(Records from a collection)

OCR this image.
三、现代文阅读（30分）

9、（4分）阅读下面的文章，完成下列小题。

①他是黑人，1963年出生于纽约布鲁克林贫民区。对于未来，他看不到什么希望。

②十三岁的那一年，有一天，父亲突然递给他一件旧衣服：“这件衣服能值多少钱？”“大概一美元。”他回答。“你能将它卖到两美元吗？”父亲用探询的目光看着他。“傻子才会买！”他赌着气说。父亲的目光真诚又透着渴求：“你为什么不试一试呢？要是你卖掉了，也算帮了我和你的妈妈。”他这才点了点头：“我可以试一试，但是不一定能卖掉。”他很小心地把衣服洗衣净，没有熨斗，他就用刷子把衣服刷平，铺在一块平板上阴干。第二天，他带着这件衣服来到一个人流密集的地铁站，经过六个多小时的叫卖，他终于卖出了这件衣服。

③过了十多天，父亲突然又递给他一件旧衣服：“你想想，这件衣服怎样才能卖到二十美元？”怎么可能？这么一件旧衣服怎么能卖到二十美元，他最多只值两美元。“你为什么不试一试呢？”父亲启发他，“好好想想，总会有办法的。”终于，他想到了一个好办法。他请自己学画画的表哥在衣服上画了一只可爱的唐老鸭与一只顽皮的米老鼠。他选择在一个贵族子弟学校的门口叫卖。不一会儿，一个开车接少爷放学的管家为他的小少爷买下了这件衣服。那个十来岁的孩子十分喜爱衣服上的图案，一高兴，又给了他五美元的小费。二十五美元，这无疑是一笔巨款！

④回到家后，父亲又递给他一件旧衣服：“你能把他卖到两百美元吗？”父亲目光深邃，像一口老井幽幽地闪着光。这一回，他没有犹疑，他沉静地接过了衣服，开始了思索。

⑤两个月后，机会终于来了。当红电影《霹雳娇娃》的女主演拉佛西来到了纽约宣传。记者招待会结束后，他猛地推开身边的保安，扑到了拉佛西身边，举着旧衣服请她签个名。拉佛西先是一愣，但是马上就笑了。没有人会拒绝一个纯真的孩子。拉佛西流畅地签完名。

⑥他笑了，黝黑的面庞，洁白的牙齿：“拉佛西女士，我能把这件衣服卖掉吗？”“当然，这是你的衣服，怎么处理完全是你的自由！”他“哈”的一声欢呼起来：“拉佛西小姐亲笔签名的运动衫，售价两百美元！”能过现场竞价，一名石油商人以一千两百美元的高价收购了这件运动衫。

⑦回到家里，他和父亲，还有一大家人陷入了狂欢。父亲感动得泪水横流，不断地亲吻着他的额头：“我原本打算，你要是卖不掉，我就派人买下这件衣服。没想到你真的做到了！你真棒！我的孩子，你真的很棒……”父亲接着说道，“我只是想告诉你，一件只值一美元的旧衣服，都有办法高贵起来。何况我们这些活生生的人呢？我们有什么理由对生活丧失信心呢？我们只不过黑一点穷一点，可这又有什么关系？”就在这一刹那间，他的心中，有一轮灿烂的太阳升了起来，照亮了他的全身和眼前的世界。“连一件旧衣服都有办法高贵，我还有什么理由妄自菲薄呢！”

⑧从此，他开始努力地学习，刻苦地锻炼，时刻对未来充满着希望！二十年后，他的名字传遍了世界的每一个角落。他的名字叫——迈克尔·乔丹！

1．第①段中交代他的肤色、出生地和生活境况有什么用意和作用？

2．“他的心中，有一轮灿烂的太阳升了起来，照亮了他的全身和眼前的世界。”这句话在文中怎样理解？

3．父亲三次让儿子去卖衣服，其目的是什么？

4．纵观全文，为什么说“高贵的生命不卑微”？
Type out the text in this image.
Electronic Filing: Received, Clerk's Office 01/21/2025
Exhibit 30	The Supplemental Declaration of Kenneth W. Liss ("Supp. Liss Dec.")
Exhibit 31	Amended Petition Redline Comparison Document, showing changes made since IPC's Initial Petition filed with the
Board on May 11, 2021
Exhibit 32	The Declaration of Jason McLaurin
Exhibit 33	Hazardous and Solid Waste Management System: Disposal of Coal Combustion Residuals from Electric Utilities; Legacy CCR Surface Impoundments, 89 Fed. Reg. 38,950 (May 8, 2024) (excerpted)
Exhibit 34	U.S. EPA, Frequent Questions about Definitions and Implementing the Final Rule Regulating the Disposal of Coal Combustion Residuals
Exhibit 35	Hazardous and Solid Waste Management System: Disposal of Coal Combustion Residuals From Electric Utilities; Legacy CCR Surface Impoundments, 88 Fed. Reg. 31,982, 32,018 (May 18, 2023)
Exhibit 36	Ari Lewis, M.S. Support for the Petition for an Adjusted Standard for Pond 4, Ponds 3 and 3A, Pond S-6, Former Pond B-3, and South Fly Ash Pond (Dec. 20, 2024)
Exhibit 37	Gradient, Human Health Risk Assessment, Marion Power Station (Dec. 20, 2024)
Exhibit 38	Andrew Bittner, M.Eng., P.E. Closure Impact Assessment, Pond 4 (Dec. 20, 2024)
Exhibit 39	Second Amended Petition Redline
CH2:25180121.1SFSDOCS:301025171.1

_INSTRUCTION_
Retype the records in full. Keep every line identical to the original.

_TASK OUTPUT_
OCR this image.
三、现代文阅读（30分）

9、（4分）阅读下面的文章，完成下列小题。

①他是黑人，1963年出生于纽约布鲁克林贫民区。对于未来，他看不到什么希望。

②十三岁的那一年，有一天，父亲突然递给他一件旧衣服：“这件衣服能值多少钱？”“大概一美元。”他回答。“你能将它卖到两美元吗？”父亲用探询的目光看着他。“傻子才会买！”他赌着气说。父亲的目光真诚又透着渴求：“你为什么不试一试呢？要是你卖掉了，也算帮了我和你的妈妈。”他这才点了点头：“我可以试一试，但是不一定能卖掉。”他很小心地把衣服洗衣净，没有熨斗，他就用刷子把衣服刷平，铺在一块平板上阴干。第二天，他带着这件衣服来到一个人流密集的地铁站，经过六个多小时的叫卖，他终于卖出了这件衣服。

③过了十多天，父亲突然又递给他一件旧衣服：“你想想，这件衣服怎样才能卖到二十美元？”怎么可能？这么一件旧衣服怎么能卖到二十美元，他最多只值两美元。“你为什么不试一试呢？”父亲启发他，“好好想想，总会有办法的。”终于，他想到了一个好办法。他请自己学画画的表哥在衣服上画了一只可爱的唐老鸭与一只顽皮的米老鼠。他选择在一个贵族子弟学校的门口叫卖。不一会儿，一个开车接少爷放学的管家为他的小少爷买下了这件衣服。那个十来岁的孩子十分喜爱衣服上的图案，一高兴，又给了他五美元的小费。二十五美元，这无疑是一笔巨款！

④回到家后，父亲又递给他一件旧衣服：“你能把他卖到两百美元吗？”父亲目光深邃，像一口老井幽幽地闪着光。这一回，他没有犹疑，他沉静地接过了衣服，开始了思索。

⑤两个月后，机会终于来了。当红电影《霹雳娇娃》的女主演拉佛西来到了纽约宣传。记者招待会结束后，他猛地推开身边的保安，扑到了拉佛西身边，举着旧衣服请她签个名。拉佛西先是一愣，但是马上就笑了。没有人会拒绝一个纯真的孩子。拉佛西流畅地签完名。

⑥他笑了，黝黑的面庞，洁白的牙齿：“拉佛西女士，我能把这件衣服卖掉吗？”“当然，这是你的衣服，怎么处理完全是你的自由！”他“哈”的一声欢呼起来：“拉佛西小姐亲笔签名的运动衫，售价两百美元！”能过现场竞价，一名石油商人以一千两百美元的高价收购了这件运动衫。

⑦回到家里，他和父亲，还有一大家人陷入了狂欢。父亲感动得泪水横流，不断地亲吻着他的额头：“我原本打算，你要是卖不掉，我就派人买下这件衣服。没想到你真的做到了！你真棒！我的孩子，你真的很棒……”父亲接着说道，“我只是想告诉你，一件只值一美元的旧衣服，都有办法高贵起来。何况我们这些活生生的人呢？我们有什么理由对生活丧失信心呢？我们只不过黑一点穷一点，可这又有什么关系？”就在这一刹那间，他的心中，有一轮灿烂的太阳升了起来，照亮了他的全身和眼前的世界。“连一件旧衣服都有办法高贵，我还有什么理由妄自菲薄呢！”

⑧从此，他开始努力地学习，刻苦地锻炼，时刻对未来充满着希望！二十年后，他的名字传遍了世界的每一个角落。他的名字叫——迈克尔·乔丹！

1．第①段中交代他的肤色、出生地和生活境况有什么用意和作用？

2．“他的心中，有一轮灿烂的太阳升了起来，照亮了他的全身和眼前的世界。”这句话在文中怎样理解？

3．父亲三次让儿子去卖衣服，其目的是什么？

4．纵观全文，为什么说“高贵的生命不卑微”？
Type out the text in this image.
Electronic Filing: Received, Clerk's Office 01/21/2025
Exhibit 30	The Supplemental Declaration of Kenneth W. Liss ("Supp. Liss Dec.")
Exhibit 31	Amended Petition Redline Comparison Document, showing changes made since IPC's Initial Petition filed with the
Board on May 11, 2021
Exhibit 32	The Declaration of Jason McLaurin
Exhibit 33	Hazardous and Solid Waste Management System: Disposal of Coal Combustion Residuals from Electric Utilities; Legacy CCR Surface Impoundments, 89 Fed. Reg. 38,950 (May 8, 2024) (excerpted)
Exhibit 34	U.S. EPA, Frequent Questions about Definitions and Implementing the Final Rule Regulating the Disposal of Coal Combustion Residuals
Exhibit 35	Hazardous and Solid Waste Management System: Disposal of Coal Combustion Residuals From Electric Utilities; Legacy CCR Surface Impoundments, 88 Fed. Reg. 31,982, 32,018 (May 18, 2023)
Exhibit 36	Ari Lewis, M.S. Support for the Petition for an Adjusted Standard for Pond 4, Ponds 3 and 3A, Pond S-6, Former Pond B-3, and South Fly Ash Pond (Dec. 20, 2024)
Exhibit 37	Gradient, Human Health Risk Assessment, Marion Power Station (Dec. 20, 2024)
Exhibit 38	Andrew Bittner, M.Eng., P.E. Closure Impact Assessment, Pond 4 (Dec. 20, 2024)
Exhibit 39	Second Amended Petition Redline
CH2:25180121.1SFSDOCS:301025171.1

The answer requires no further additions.